WHAT NEEDS TO BE DONE:
In the music theory quiz thread, what reason does violadude give for missing question 19?

EXTRACT:
++++++++++
# Music Theory Quiz



## Mahlerian (Nov 27, 2012)

Classic FM has shocked the world by presenting a quiz that actually tests more than simply knowledge of trivia...of course there's some of that included as well.

http://www.classicfm.com/discover/music-quizzes/ultimate-music-theory/

I got 18/20. One I missed out of ignorance and the other out of carelessness.


----------



## Weston (Jul 11, 2008)

I'll just say you'll have to look at _every little detail_ before getting as disgusted as I did with it.


----------



## Guest (Apr 4, 2016)

I have never studied music theory. 9/20.


----------



## dgee (Sep 26, 2013)

16 - 3 counts of carelessness and non-existent German accounted for my failures. I knew the trombone question, which seemed the most specialised


----------



## violadude (May 2, 2011)

16/20 

I missed 4 because I read it as retrograde 12 instead of retrograde-inversion 2

I missed 6 because I don't know German that well

I missed 14 because I don't know Jazz music that well

I missed 19 because I didn't pay attention to the all of the above option.


----------



## Guest (Apr 4, 2016)
++++++++++
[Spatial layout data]

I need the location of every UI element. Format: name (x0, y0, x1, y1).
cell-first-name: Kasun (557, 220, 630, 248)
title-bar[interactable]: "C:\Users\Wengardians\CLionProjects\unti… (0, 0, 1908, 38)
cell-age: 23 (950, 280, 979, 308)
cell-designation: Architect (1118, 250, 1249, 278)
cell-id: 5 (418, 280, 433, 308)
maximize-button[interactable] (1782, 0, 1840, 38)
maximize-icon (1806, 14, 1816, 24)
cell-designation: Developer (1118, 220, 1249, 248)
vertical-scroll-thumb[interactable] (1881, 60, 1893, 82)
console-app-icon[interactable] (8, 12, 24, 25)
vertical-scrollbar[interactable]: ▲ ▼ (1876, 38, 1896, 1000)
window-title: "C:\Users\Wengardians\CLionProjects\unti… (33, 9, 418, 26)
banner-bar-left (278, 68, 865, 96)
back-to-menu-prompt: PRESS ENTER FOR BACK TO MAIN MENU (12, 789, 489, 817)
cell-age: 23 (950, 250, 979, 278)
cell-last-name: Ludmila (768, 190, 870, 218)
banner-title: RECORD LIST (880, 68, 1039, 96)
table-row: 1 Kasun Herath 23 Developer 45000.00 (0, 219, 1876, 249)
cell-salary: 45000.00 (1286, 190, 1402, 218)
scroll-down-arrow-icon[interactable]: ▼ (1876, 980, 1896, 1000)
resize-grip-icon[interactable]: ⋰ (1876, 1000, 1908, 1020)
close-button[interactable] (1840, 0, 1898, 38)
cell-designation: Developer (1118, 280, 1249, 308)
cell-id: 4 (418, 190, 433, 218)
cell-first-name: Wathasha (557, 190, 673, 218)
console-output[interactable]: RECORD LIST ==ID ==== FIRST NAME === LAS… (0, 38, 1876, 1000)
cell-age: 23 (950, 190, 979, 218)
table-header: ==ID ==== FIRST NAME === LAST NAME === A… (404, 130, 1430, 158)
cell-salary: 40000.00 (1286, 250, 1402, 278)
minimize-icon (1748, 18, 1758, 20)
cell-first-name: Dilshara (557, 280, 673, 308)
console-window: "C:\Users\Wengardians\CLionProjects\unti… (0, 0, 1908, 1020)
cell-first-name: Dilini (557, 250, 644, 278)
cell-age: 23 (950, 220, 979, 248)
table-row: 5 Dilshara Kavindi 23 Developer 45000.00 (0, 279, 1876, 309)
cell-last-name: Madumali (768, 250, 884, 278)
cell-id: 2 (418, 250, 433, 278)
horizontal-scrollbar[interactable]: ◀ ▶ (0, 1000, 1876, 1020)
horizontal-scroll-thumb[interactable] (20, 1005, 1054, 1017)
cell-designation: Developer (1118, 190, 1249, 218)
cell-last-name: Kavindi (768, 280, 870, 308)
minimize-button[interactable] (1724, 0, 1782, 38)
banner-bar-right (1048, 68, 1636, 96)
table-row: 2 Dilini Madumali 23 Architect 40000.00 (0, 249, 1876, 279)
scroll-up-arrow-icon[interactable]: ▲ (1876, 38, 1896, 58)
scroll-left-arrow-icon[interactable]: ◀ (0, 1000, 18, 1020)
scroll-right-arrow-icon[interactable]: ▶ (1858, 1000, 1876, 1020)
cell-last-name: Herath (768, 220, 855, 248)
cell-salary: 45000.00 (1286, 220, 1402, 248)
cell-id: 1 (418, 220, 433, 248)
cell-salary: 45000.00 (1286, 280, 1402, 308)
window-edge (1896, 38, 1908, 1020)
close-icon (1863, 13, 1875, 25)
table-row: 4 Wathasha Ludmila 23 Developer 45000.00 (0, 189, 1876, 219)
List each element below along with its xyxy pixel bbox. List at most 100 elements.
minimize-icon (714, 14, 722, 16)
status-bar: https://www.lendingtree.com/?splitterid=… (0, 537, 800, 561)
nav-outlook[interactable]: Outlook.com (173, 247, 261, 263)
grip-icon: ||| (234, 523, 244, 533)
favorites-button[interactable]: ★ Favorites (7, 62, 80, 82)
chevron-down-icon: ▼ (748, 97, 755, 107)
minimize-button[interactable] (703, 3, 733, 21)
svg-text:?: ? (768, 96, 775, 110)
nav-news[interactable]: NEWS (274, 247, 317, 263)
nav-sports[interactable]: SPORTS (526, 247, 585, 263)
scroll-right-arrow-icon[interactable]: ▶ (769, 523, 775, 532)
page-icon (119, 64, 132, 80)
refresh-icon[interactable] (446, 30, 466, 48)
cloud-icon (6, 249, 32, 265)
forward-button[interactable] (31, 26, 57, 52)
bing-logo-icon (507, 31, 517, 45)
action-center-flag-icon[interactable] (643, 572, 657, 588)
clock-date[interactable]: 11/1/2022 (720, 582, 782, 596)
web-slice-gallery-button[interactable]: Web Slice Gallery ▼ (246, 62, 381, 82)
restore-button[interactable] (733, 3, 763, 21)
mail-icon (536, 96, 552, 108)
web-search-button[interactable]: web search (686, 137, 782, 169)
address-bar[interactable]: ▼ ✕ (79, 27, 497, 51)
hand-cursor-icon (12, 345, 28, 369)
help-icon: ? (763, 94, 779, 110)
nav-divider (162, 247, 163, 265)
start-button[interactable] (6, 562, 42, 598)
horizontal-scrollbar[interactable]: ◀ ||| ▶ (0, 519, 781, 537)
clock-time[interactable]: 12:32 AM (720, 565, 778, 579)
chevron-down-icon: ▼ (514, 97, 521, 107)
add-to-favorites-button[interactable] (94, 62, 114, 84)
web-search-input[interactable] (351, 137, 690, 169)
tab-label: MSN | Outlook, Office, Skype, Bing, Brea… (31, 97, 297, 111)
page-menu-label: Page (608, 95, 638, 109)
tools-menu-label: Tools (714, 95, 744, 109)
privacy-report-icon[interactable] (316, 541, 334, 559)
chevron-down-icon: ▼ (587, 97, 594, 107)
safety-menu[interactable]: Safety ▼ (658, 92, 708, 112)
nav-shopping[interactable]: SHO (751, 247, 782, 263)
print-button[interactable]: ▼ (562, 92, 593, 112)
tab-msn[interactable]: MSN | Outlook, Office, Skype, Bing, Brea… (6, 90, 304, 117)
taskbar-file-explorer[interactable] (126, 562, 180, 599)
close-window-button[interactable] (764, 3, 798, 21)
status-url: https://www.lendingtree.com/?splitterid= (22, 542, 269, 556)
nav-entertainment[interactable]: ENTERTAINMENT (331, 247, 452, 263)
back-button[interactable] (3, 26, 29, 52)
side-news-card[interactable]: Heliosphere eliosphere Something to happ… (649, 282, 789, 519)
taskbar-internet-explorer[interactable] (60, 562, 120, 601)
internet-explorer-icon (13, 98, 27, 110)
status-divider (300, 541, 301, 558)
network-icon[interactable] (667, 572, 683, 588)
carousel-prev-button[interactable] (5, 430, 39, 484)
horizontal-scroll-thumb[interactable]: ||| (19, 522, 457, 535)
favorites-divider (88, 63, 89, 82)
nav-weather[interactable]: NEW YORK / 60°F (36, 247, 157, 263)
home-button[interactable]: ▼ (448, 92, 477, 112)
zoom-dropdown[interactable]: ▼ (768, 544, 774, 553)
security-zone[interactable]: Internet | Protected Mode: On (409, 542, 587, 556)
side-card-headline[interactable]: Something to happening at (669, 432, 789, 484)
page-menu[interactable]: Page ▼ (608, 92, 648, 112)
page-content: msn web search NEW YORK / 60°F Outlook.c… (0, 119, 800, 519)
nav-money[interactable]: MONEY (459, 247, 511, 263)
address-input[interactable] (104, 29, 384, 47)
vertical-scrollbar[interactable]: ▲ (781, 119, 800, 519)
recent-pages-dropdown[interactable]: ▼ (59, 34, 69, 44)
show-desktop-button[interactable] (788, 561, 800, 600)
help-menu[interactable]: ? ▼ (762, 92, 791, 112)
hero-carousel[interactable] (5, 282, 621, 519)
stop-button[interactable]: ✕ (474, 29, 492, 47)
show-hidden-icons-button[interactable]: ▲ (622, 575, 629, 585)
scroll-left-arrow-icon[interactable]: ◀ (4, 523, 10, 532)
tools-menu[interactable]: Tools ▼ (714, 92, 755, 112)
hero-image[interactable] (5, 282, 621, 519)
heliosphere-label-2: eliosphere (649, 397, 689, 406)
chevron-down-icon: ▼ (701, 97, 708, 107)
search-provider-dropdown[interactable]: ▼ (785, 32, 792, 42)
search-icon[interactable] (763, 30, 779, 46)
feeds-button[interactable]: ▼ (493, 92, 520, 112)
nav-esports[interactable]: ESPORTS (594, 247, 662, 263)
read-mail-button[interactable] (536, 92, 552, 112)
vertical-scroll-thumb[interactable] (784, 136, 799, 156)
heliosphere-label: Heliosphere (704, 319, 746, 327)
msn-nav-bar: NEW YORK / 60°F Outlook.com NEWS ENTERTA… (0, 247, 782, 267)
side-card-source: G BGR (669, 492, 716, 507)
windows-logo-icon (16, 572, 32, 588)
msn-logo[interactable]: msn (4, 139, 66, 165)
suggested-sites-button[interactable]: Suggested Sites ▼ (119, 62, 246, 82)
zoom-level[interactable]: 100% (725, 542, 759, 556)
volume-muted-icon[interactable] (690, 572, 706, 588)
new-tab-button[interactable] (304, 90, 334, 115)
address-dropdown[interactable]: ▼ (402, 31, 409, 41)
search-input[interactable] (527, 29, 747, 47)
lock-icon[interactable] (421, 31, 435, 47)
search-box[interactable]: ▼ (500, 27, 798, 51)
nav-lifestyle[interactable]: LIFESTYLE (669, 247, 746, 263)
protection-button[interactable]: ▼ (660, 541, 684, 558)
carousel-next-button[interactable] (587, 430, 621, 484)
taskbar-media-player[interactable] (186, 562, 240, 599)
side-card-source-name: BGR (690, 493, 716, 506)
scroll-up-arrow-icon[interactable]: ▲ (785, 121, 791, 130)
++++++++++
COMPLETE OUTPUT:
Violadude didn't pay attention to the "all of the above" option.